— Begin Material for the task —

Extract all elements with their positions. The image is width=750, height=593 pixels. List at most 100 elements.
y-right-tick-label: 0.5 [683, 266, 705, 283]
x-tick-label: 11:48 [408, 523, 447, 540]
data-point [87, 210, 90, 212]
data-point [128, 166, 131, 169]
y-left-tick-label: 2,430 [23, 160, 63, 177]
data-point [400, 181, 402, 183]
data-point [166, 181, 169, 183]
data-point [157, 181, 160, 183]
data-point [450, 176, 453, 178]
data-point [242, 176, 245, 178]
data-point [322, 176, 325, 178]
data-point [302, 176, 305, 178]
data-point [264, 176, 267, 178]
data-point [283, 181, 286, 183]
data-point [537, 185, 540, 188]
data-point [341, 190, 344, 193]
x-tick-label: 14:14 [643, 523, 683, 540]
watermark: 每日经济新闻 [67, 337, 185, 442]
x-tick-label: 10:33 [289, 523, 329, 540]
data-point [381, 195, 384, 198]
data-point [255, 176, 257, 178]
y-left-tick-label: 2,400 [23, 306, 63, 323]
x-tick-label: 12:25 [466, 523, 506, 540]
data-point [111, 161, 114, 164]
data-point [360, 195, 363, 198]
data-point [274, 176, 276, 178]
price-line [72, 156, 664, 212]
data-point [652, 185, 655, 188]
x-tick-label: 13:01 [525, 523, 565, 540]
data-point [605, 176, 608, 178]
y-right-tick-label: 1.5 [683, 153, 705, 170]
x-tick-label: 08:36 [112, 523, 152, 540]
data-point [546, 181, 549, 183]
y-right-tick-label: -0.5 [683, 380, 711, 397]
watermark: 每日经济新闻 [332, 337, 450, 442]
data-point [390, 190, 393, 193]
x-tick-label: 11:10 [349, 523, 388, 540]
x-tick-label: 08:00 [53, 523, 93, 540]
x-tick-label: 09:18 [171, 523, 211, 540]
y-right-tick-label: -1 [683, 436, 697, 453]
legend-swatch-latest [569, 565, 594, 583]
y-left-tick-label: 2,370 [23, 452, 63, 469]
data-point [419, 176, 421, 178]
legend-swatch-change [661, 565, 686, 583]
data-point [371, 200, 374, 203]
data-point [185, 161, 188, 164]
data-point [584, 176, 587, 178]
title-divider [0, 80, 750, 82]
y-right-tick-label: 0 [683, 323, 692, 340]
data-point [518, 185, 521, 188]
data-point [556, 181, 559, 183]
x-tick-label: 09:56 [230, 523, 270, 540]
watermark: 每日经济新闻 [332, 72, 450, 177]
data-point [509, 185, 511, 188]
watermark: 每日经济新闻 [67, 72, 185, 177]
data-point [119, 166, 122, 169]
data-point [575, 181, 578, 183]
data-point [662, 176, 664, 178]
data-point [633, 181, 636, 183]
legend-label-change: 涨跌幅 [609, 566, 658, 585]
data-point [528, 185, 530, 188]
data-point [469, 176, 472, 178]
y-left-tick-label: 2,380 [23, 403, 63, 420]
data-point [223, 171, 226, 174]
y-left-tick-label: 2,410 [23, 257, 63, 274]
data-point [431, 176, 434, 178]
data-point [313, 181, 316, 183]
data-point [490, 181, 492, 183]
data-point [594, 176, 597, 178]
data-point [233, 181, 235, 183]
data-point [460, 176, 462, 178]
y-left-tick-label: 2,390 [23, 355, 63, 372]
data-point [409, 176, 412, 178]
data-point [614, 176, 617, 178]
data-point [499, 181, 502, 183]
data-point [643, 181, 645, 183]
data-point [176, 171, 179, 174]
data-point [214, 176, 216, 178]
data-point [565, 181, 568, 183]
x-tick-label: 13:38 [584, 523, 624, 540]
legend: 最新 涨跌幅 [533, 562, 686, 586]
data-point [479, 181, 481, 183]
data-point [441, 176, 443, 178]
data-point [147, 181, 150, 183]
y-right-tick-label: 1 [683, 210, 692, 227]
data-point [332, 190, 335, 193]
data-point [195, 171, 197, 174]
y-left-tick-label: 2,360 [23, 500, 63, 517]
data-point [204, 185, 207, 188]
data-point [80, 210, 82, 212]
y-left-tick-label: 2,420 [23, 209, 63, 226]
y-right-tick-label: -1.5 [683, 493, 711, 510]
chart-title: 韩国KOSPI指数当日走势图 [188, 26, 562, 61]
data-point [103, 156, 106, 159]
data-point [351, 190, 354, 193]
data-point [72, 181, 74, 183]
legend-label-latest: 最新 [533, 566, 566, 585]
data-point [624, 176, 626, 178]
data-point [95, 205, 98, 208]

— End Material for the task —

Description of the task
Present every line of the items above as a numbered list, leaving out any blank lines.

Result for this task
1. Extract all elements with their positions. The image is width=750, height=593 pixels. List at most 100 elements.
2. y-right-tick-label: 0.5 [683, 266, 705, 283]
3. x-tick-label: 11:48 [408, 523, 447, 540]
4. data-point [87, 210, 90, 212]
5. data-point [128, 166, 131, 169]
6. y-left-tick-label: 2,430 [23, 160, 63, 177]
7. data-point [400, 181, 402, 183]
8. data-point [166, 181, 169, 183]
9. data-point [157, 181, 160, 183]
10. data-point [450, 176, 453, 178]
11. data-point [242, 176, 245, 178]
12. data-point [322, 176, 325, 178]
13. data-point [302, 176, 305, 178]
14. data-point [264, 176, 267, 178]
15. data-point [283, 181, 286, 183]
16. data-point [537, 185, 540, 188]
17. data-point [341, 190, 344, 193]
18. x-tick-label: 14:14 [643, 523, 683, 540]
19. watermark: 每日经济新闻 [67, 337, 185, 442]
20. x-tick-label: 10:33 [289, 523, 329, 540]
21. data-point [381, 195, 384, 198]
22. data-point [255, 176, 257, 178]
23. y-left-tick-label: 2,400 [23, 306, 63, 323]
24. x-tick-label: 12:25 [466, 523, 506, 540]
25. data-point [111, 161, 114, 164]
26. data-point [360, 195, 363, 198]
27. data-point [274, 176, 276, 178]
28. price-line [72, 156, 664, 212]
29. data-point [652, 185, 655, 188]
30. x-tick-label: 13:01 [525, 523, 565, 540]
31. data-point [605, 176, 608, 178]
32. y-right-tick-label: 1.5 [683, 153, 705, 170]
33. x-tick-label: 08:36 [112, 523, 152, 540]
34. data-point [546, 181, 549, 183]
35. y-right-tick-label: -0.5 [683, 380, 711, 397]
36. watermark: 每日经济新闻 [332, 337, 450, 442]
37. data-point [390, 190, 393, 193]
38. x-tick-label: 11:10 [349, 523, 388, 540]
39. x-tick-label: 08:00 [53, 523, 93, 540]
40. x-tick-label: 09:18 [171, 523, 211, 540]
41. y-right-tick-label: -1 [683, 436, 697, 453]
42. legend-swatch-latest [569, 565, 594, 583]
43. y-left-tick-label: 2,370 [23, 452, 63, 469]
44. data-point [419, 176, 421, 178]
45. legend-swatch-change [661, 565, 686, 583]
46. data-point [371, 200, 374, 203]
47. data-point [185, 161, 188, 164]
48. data-point [584, 176, 587, 178]
49. title-divider [0, 80, 750, 82]
50. y-right-tick-label: 0 [683, 323, 692, 340]
51. data-point [518, 185, 521, 188]
52. data-point [556, 181, 559, 183]
53. x-tick-label: 09:56 [230, 523, 270, 540]
54. watermark: 每日经济新闻 [332, 72, 450, 177]
55. data-point [509, 185, 511, 188]
56. watermark: 每日经济新闻 [67, 72, 185, 177]
57. data-point [119, 166, 122, 169]
58. data-point [575, 181, 578, 183]
59. data-point [662, 176, 664, 178]
60. data-point [633, 181, 636, 183]
61. legend-label-change: 涨跌幅 [609, 566, 658, 585]
62. data-point [528, 185, 530, 188]
63. data-point [469, 176, 472, 178]
64. y-left-tick-label: 2,380 [23, 403, 63, 420]
65. data-point [223, 171, 226, 174]
66. y-left-tick-label: 2,410 [23, 257, 63, 274]
67. data-point [431, 176, 434, 178]
68. data-point [313, 181, 316, 183]
69. data-point [490, 181, 492, 183]
70. data-point [594, 176, 597, 178]
71. data-point [233, 181, 235, 183]
72. data-point [460, 176, 462, 178]
73. y-left-tick-label: 2,390 [23, 355, 63, 372]
74. data-point [409, 176, 412, 178]
75. data-point [614, 176, 617, 178]
76. data-point [499, 181, 502, 183]
77. data-point [643, 181, 645, 183]
78. data-point [176, 171, 179, 174]
79. data-point [214, 176, 216, 178]
80. data-point [565, 181, 568, 183]
81. x-tick-label: 13:38 [584, 523, 624, 540]
82. legend: 最新 涨跌幅 [533, 562, 686, 586]
83. data-point [479, 181, 481, 183]
84. data-point [441, 176, 443, 178]
85. data-point [147, 181, 150, 183]
86. y-right-tick-label: 1 [683, 210, 692, 227]
87. data-point [332, 190, 335, 193]
88. data-point [195, 171, 197, 174]
89. y-left-tick-label: 2,360 [23, 500, 63, 517]
90. data-point [204, 185, 207, 188]
91. data-point [80, 210, 82, 212]
92. y-left-tick-label: 2,420 [23, 209, 63, 226]
93. y-right-tick-label: -1.5 [683, 493, 711, 510]
94. chart-title: 韩国KOSPI指数当日走势图 [188, 26, 562, 61]
95. data-point [103, 156, 106, 159]
96. data-point [351, 190, 354, 193]
97. data-point [72, 181, 74, 183]
98. legend-label-latest: 最新 [533, 566, 566, 585]
99. data-point [624, 176, 626, 178]
100. data-point [95, 205, 98, 208]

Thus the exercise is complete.